- _Brief_: Pull out each line of the data that includes the word "legend".

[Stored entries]
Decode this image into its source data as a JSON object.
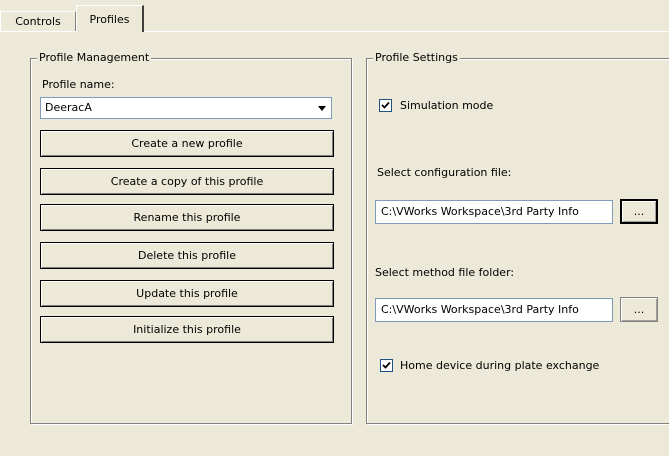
{
  "tabs": [
    {
      "label": "Controls",
      "selected": false
    },
    {
      "label": "Profiles",
      "selected": true
    }
  ],
  "profile_management": {
    "legend": "Profile Management",
    "name_label": "Profile name:",
    "selected_profile": "DeeracA",
    "buttons": [
      "Create a new profile",
      "Create a copy of this profile",
      "Rename this profile",
      "Delete this profile",
      "Update this profile",
      "Initialize this profile"
    ]
  },
  "profile_settings": {
    "legend": "Profile Settings",
    "simulation_label": "Simulation mode",
    "simulation_checked": true,
    "config_label": "Select configuration file:",
    "config_value": "C:\\VWorks Workspace\\3rd Party Info",
    "config_browse": "...",
    "method_label": "Select method file folder:",
    "method_value": "C:\\VWorks Workspace\\3rd Party Info",
    "method_browse": "...",
    "home_label": "Home device during plate exchange",
    "home_checked": true
  }
}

- _Result of this exercise_:
    "legend": "Profile Management",
    "legend": "Profile Settings",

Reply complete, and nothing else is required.